Exactly as they appear, output all of the entries.
========
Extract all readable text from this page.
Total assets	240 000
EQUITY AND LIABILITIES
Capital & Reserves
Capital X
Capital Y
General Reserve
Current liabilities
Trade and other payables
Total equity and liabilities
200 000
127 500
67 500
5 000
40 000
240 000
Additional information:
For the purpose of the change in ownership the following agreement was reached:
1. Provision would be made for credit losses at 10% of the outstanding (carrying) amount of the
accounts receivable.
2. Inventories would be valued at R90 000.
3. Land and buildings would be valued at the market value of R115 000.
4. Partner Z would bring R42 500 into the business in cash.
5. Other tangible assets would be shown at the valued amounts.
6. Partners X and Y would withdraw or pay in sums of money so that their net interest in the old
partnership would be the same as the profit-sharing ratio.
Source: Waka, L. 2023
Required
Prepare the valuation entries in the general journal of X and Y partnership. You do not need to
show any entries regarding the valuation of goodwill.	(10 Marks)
========
> [Result]
Extract all readable text from this page.
Total assets	240 000
EQUITY AND LIABILITIES
Capital & Reserves
Capital X
Capital Y
General Reserve
Current liabilities
Trade and other payables
Total equity and liabilities
200 000
127 500
67 500
5 000
40 000
240 000
Additional information:
For the purpose of the change in ownership the following agreement was reached:
1. Provision would be made for credit losses at 10% of the outstanding (carrying) amount of the
accounts receivable.
2. Inventories would be valued at R90 000.
3. Land and buildings would be valued at the market value of R115 000.
4. Partner Z would bring R42 500 into the business in cash.
5. Other tangible assets would be shown at the valued amounts.
6. Partners X and Y would withdraw or pay in sums of money so that their net interest in the old
partnership would be the same as the profit-sharing ratio.
Source: Waka, L. 2023
Required
Prepare the valuation entries in the general journal of X and Y partnership. You do not need to
show any entries regarding the valuation of goodwill.	(10 Marks)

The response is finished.